» Written instruction
Return the listing below unchanged, minus its pictures.

» Records for the exercise
* * * * * * *
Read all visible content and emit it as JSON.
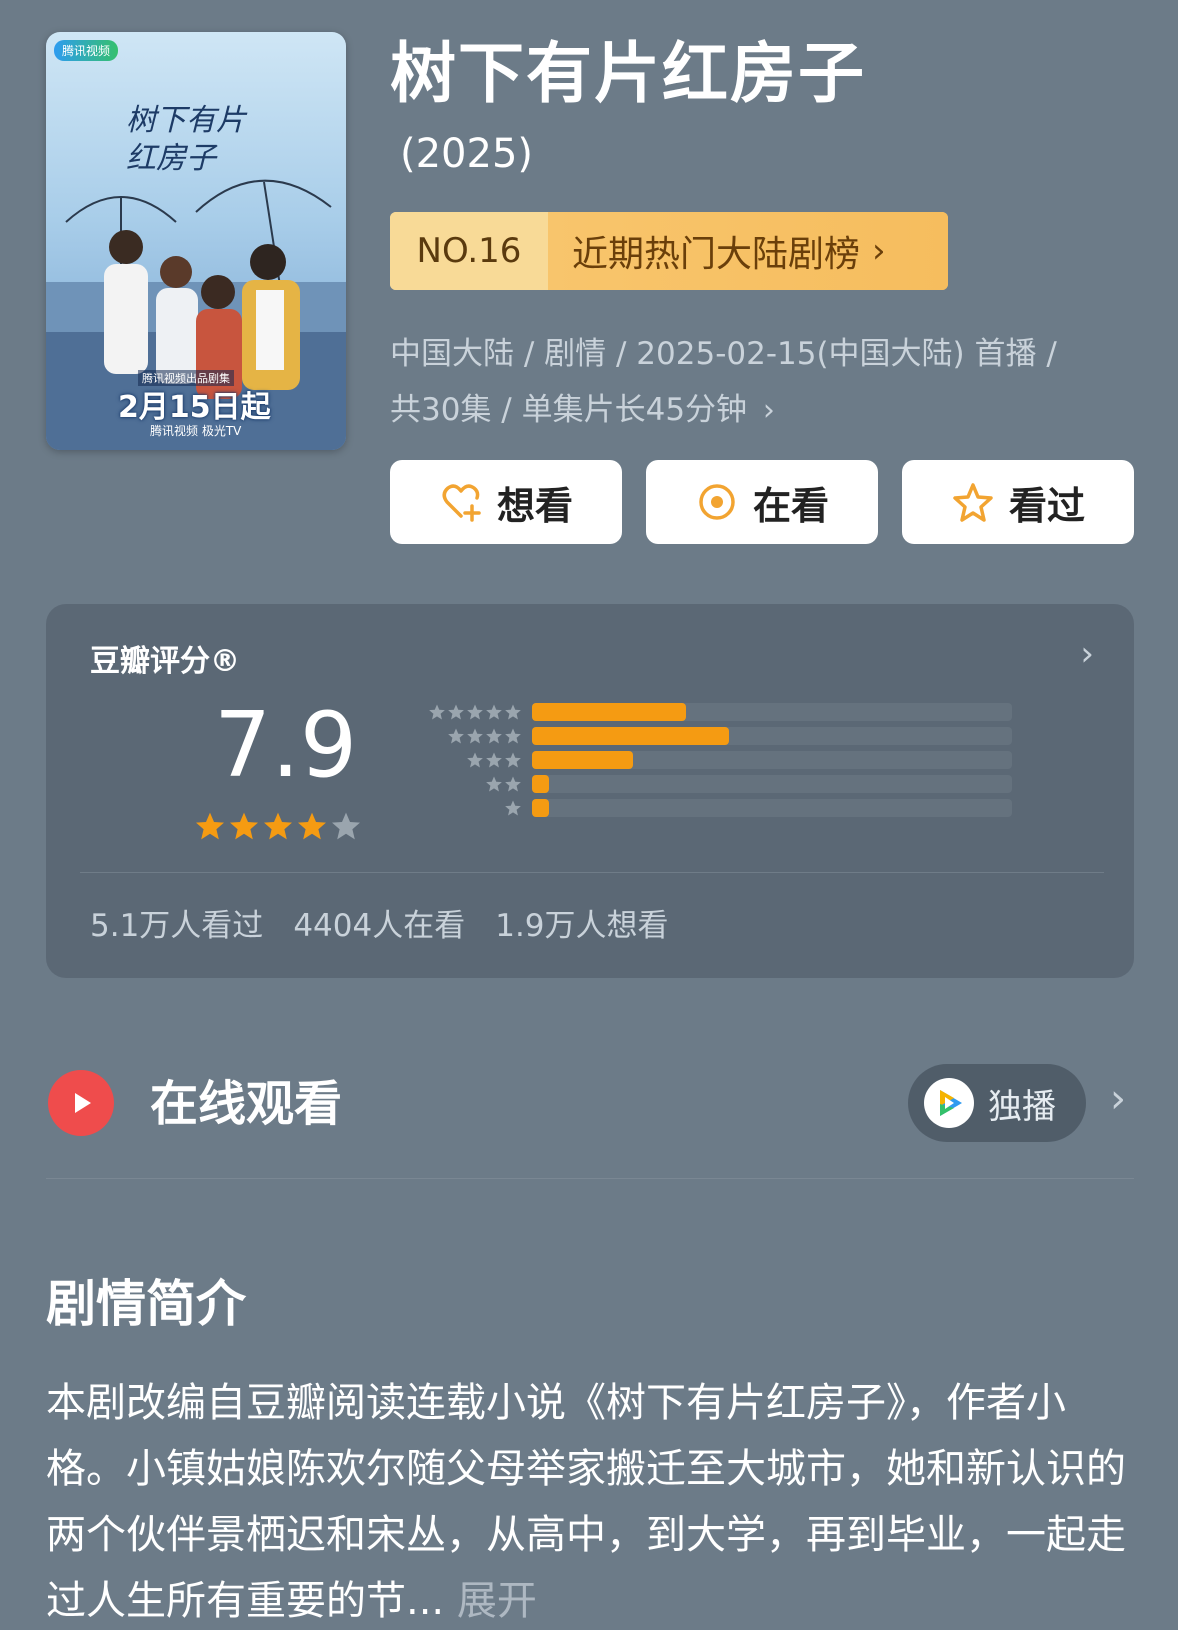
{
  "poster": {
    "logo_text": "腾讯视频",
    "title_text": "树下有片红房子",
    "subtitle": "腾讯视频出品剧集",
    "date_text": "2月15日起",
    "brand_text": "腾讯视频 极光TV"
  },
  "header": {
    "title": "树下有片红房子",
    "year": "(2025)"
  },
  "rank": {
    "number": "NO.16",
    "label": "近期热门大陆剧榜"
  },
  "meta": {
    "line1": "中国大陆 / 剧情 / 2025-02-15(中国大陆) 首播 /",
    "line2": "共30集 / 单集片长45分钟"
  },
  "actions": {
    "want": "想看",
    "watching": "在看",
    "watched": "看过"
  },
  "rating": {
    "label": "豆瓣评分®",
    "score": "7.9",
    "score_stars_filled": 4,
    "distribution": [
      {
        "stars": 5,
        "fraction": 0.32
      },
      {
        "stars": 4,
        "fraction": 0.41
      },
      {
        "stars": 3,
        "fraction": 0.21
      },
      {
        "stars": 2,
        "fraction": 0.035
      },
      {
        "stars": 1,
        "fraction": 0.035
      }
    ],
    "stats": {
      "watched": "5.1万人看过",
      "watching": "4404人在看",
      "want": "1.9万人想看"
    }
  },
  "watch_online": {
    "title": "在线观看",
    "exclusive_label": "独播"
  },
  "synopsis": {
    "title": "剧情简介",
    "text": "本剧改编自豆瓣阅读连载小说《树下有片红房子》，作者小格。小镇姑娘陈欢尔随父母举家搬迁至大城市，她和新认识的两个伙伴景栖迟和宋丛，从高中，到大学，再到毕业，一起走过人生所有重要的节...",
    "expand_label": "展开"
  },
  "colors": {
    "background": "#6c7b88",
    "rank_gold": "#f6c36a",
    "star_orange": "#f59b12",
    "star_gray": "#9aa5ae",
    "watch_red": "#ef4c4c"
  }
}
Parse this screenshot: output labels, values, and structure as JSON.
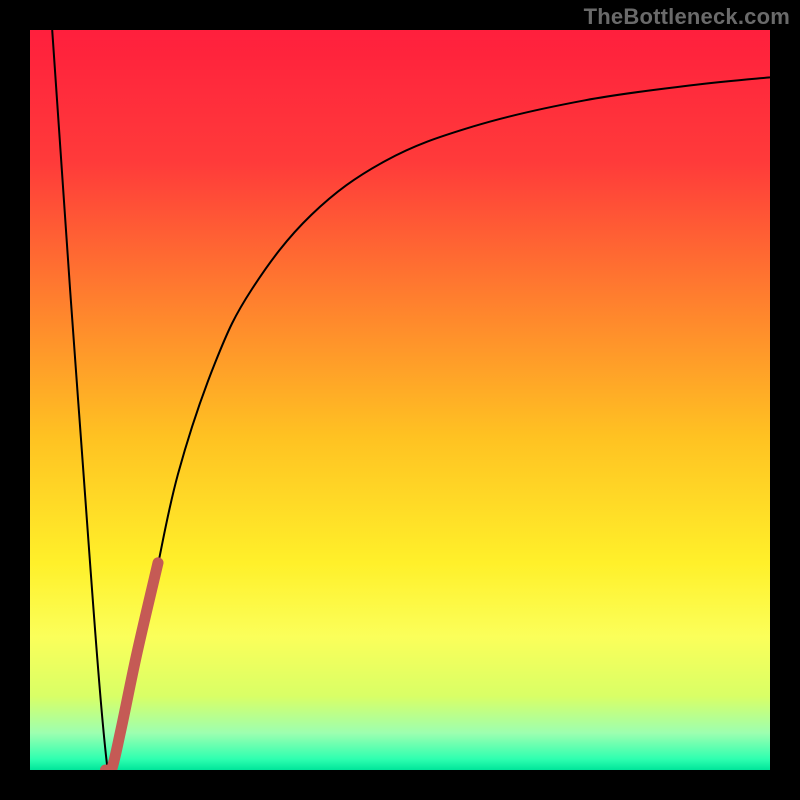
{
  "watermark": "TheBottleneck.com",
  "chart_data": {
    "type": "line",
    "title": "",
    "xlabel": "",
    "ylabel": "",
    "xlim": [
      0,
      100
    ],
    "ylim": [
      0,
      100
    ],
    "gradient_stops": [
      {
        "offset": 0.0,
        "color": "#ff1f3d"
      },
      {
        "offset": 0.18,
        "color": "#ff3b3a"
      },
      {
        "offset": 0.35,
        "color": "#ff7a2f"
      },
      {
        "offset": 0.55,
        "color": "#ffc222"
      },
      {
        "offset": 0.72,
        "color": "#fff02a"
      },
      {
        "offset": 0.82,
        "color": "#fbff5a"
      },
      {
        "offset": 0.9,
        "color": "#d9ff66"
      },
      {
        "offset": 0.95,
        "color": "#9dffb0"
      },
      {
        "offset": 0.985,
        "color": "#2fffb0"
      },
      {
        "offset": 1.0,
        "color": "#00e59a"
      }
    ],
    "series": [
      {
        "name": "bottleneck-curve",
        "color": "#000000",
        "width": 2,
        "points": [
          {
            "x": 3.0,
            "y": 100.0
          },
          {
            "x": 6.5,
            "y": 50.0
          },
          {
            "x": 10.5,
            "y": 0.0
          },
          {
            "x": 12.3,
            "y": 5.5
          },
          {
            "x": 16.5,
            "y": 24.0
          },
          {
            "x": 20.0,
            "y": 40.0
          },
          {
            "x": 25.0,
            "y": 55.0
          },
          {
            "x": 30.0,
            "y": 65.0
          },
          {
            "x": 38.0,
            "y": 75.0
          },
          {
            "x": 48.0,
            "y": 82.3
          },
          {
            "x": 60.0,
            "y": 87.0
          },
          {
            "x": 75.0,
            "y": 90.5
          },
          {
            "x": 90.0,
            "y": 92.6
          },
          {
            "x": 100.0,
            "y": 93.6
          }
        ]
      },
      {
        "name": "highlight-segment",
        "color": "#c55a55",
        "width": 11,
        "points": [
          {
            "x": 10.2,
            "y": 0.0
          },
          {
            "x": 11.0,
            "y": 0.0
          },
          {
            "x": 12.3,
            "y": 5.5
          },
          {
            "x": 14.5,
            "y": 16.0
          },
          {
            "x": 17.3,
            "y": 28.0
          }
        ]
      }
    ]
  }
}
* * * * * * *
» Worked solution
Read all visible content and emit it as JSON.
{
  "poster": {
    "logo_text": "腾讯视频",
    "title_text": "树下有片红房子",
    "subtitle": "腾讯视频出品剧集",
    "date_text": "2月15日起",
    "brand_text": "腾讯视频 极光TV"
  },
  "header": {
    "title": "树下有片红房子",
    "year": "(2025)"
  },
  "rank": {
    "number": "NO.16",
    "label": "近期热门大陆剧榜"
  },
  "meta": {
    "line1": "中国大陆 / 剧情 / 2025-02-15(中国大陆) 首播 /",
    "line2": "共30集 / 单集片长45分钟"
  },
  "actions": {
    "want": "想看",
    "watching": "在看",
    "watched": "看过"
  },
  "rating": {
    "label": "豆瓣评分®",
    "score": "7.9",
    "score_stars_filled": 4,
    "distribution": [
      {
        "stars": 5,
        "fraction": 0.32
      },
      {
        "stars": 4,
        "fraction": 0.41
      },
      {
        "stars": 3,
        "fraction": 0.21
      },
      {
        "stars": 2,
        "fraction": 0.035
      },
      {
        "stars": 1,
        "fraction": 0.035
      }
    ],
    "stats": {
      "watched": "5.1万人看过",
      "watching": "4404人在看",
      "want": "1.9万人想看"
    }
  },
  "watch_online": {
    "title": "在线观看",
    "exclusive_label": "独播"
  },
  "synopsis": {
    "title": "剧情简介",
    "text": "本剧改编自豆瓣阅读连载小说《树下有片红房子》，作者小格。小镇姑娘陈欢尔随父母举家搬迁至大城市，她和新认识的两个伙伴景栖迟和宋丛，从高中，到大学，再到毕业，一起走过人生所有重要的节...",
    "expand_label": "展开"
  },
  "colors": {
    "background": "#6c7b88",
    "rank_gold": "#f6c36a",
    "star_orange": "#f59b12",
    "star_gray": "#9aa5ae",
    "watch_red": "#ef4c4c"
  }
}
Parse this screenshot: output labels, values, and structure as JSON.
{
  "watermark": "TheBottleneck.com",
  "chart_data": {
    "type": "line",
    "title": "",
    "xlabel": "",
    "ylabel": "",
    "xlim": [
      0,
      100
    ],
    "ylim": [
      0,
      100
    ],
    "gradient_stops": [
      {
        "offset": 0.0,
        "color": "#ff1f3d"
      },
      {
        "offset": 0.18,
        "color": "#ff3b3a"
      },
      {
        "offset": 0.35,
        "color": "#ff7a2f"
      },
      {
        "offset": 0.55,
        "color": "#ffc222"
      },
      {
        "offset": 0.72,
        "color": "#fff02a"
      },
      {
        "offset": 0.82,
        "color": "#fbff5a"
      },
      {
        "offset": 0.9,
        "color": "#d9ff66"
      },
      {
        "offset": 0.95,
        "color": "#9dffb0"
      },
      {
        "offset": 0.985,
        "color": "#2fffb0"
      },
      {
        "offset": 1.0,
        "color": "#00e59a"
      }
    ],
    "series": [
      {
        "name": "bottleneck-curve",
        "color": "#000000",
        "width": 2,
        "points": [
          {
            "x": 3.0,
            "y": 100.0
          },
          {
            "x": 6.5,
            "y": 50.0
          },
          {
            "x": 10.5,
            "y": 0.0
          },
          {
            "x": 12.3,
            "y": 5.5
          },
          {
            "x": 16.5,
            "y": 24.0
          },
          {
            "x": 20.0,
            "y": 40.0
          },
          {
            "x": 25.0,
            "y": 55.0
          },
          {
            "x": 30.0,
            "y": 65.0
          },
          {
            "x": 38.0,
            "y": 75.0
          },
          {
            "x": 48.0,
            "y": 82.3
          },
          {
            "x": 60.0,
            "y": 87.0
          },
          {
            "x": 75.0,
            "y": 90.5
          },
          {
            "x": 90.0,
            "y": 92.6
          },
          {
            "x": 100.0,
            "y": 93.6
          }
        ]
      },
      {
        "name": "highlight-segment",
        "color": "#c55a55",
        "width": 11,
        "points": [
          {
            "x": 10.2,
            "y": 0.0
          },
          {
            "x": 11.0,
            "y": 0.0
          },
          {
            "x": 12.3,
            "y": 5.5
          },
          {
            "x": 14.5,
            "y": 16.0
          },
          {
            "x": 17.3,
            "y": 28.0
          }
        ]
      }
    ]
  }
}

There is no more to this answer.